> _EXTRACTED DATA_:

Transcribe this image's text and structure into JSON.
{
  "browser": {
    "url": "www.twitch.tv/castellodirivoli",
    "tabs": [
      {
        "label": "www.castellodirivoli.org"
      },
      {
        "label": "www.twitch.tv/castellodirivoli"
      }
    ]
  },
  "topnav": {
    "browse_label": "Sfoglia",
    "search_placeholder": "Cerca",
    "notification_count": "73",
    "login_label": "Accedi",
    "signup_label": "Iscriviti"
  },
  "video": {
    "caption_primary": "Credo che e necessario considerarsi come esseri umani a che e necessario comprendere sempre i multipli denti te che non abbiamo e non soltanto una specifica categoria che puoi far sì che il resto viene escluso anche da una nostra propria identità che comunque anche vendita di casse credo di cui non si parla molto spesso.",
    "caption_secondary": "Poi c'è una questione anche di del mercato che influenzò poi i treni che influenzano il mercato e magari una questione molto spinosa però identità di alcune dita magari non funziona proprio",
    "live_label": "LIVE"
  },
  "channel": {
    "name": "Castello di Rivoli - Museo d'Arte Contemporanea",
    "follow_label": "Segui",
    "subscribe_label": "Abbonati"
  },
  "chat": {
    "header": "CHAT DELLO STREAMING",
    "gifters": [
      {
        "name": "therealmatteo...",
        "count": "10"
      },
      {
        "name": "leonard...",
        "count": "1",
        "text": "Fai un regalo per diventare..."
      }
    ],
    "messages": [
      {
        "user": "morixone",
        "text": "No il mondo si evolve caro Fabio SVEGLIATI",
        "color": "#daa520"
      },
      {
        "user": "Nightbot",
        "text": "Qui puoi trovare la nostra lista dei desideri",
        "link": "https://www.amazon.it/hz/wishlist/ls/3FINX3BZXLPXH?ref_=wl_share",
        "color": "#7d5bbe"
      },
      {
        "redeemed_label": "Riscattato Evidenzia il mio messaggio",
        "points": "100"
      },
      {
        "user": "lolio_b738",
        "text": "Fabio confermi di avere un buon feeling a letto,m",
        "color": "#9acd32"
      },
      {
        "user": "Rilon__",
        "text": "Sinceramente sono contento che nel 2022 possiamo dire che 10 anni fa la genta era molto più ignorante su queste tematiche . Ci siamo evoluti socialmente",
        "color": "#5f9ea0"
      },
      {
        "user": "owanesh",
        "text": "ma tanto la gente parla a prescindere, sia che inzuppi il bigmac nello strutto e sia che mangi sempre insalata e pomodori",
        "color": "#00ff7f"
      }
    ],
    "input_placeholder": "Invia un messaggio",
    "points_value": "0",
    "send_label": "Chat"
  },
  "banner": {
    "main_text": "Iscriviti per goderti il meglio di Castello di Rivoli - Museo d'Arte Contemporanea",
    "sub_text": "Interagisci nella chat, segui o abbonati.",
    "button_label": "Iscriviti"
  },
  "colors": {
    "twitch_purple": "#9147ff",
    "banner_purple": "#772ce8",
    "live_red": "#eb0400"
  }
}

> _WHAT THIS TASK INVOLVES_:
Above are some records; extract every one of them exactly.

> _EXERCISE RESPONSE_:
Transcribe this image's text and structure into JSON.
{
  "browser": {
    "url": "www.twitch.tv/castellodirivoli",
    "tabs": [
      {
        "label": "www.castellodirivoli.org"
      },
      {
        "label": "www.twitch.tv/castellodirivoli"
      }
    ]
  },
  "topnav": {
    "browse_label": "Sfoglia",
    "search_placeholder": "Cerca",
    "notification_count": "73",
    "login_label": "Accedi",
    "signup_label": "Iscriviti"
  },
  "video": {
    "caption_primary": "Credo che e necessario considerarsi come esseri umani a che e necessario comprendere sempre i multipli denti te che non abbiamo e non soltanto una specifica categoria che puoi far sì che il resto viene escluso anche da una nostra propria identità che comunque anche vendita di casse credo di cui non si parla molto spesso.",
    "caption_secondary": "Poi c'è una questione anche di del mercato che influenzò poi i treni che influenzano il mercato e magari una questione molto spinosa però identità di alcune dita magari non funziona proprio",
    "live_label": "LIVE"
  },
  "channel": {
    "name": "Castello di Rivoli - Museo d'Arte Contemporanea",
    "follow_label": "Segui",
    "subscribe_label": "Abbonati"
  },
  "chat": {
    "header": "CHAT DELLO STREAMING",
    "gifters": [
      {
        "name": "therealmatteo...",
        "count": "10"
      },
      {
        "name": "leonard...",
        "count": "1",
        "text": "Fai un regalo per diventare..."
      }
    ],
    "messages": [
      {
        "user": "morixone",
        "text": "No il mondo si evolve caro Fabio SVEGLIATI",
        "color": "#daa520"
      },
      {
        "user": "Nightbot",
        "text": "Qui puoi trovare la nostra lista dei desideri",
        "link": "https://www.amazon.it/hz/wishlist/ls/3FINX3BZXLPXH?ref_=wl_share",
        "color": "#7d5bbe"
      },
      {
        "redeemed_label": "Riscattato Evidenzia il mio messaggio",
        "points": "100"
      },
      {
        "user": "lolio_b738",
        "text": "Fabio confermi di avere un buon feeling a letto,m",
        "color": "#9acd32"
      },
      {
        "user": "Rilon__",
        "text": "Sinceramente sono contento che nel 2022 possiamo dire che 10 anni fa la genta era molto più ignorante su queste tematiche . Ci siamo evoluti socialmente",
        "color": "#5f9ea0"
      },
      {
        "user": "owanesh",
        "text": "ma tanto la gente parla a prescindere, sia che inzuppi il bigmac nello strutto e sia che mangi sempre insalata e pomodori",
        "color": "#00ff7f"
      }
    ],
    "input_placeholder": "Invia un messaggio",
    "points_value": "0",
    "send_label": "Chat"
  },
  "banner": {
    "main_text": "Iscriviti per goderti il meglio di Castello di Rivoli - Museo d'Arte Contemporanea",
    "sub_text": "Interagisci nella chat, segui o abbonati.",
    "button_label": "Iscriviti"
  },
  "colors": {
    "twitch_purple": "#9147ff",
    "banner_purple": "#772ce8",
    "live_red": "#eb0400"
  }
}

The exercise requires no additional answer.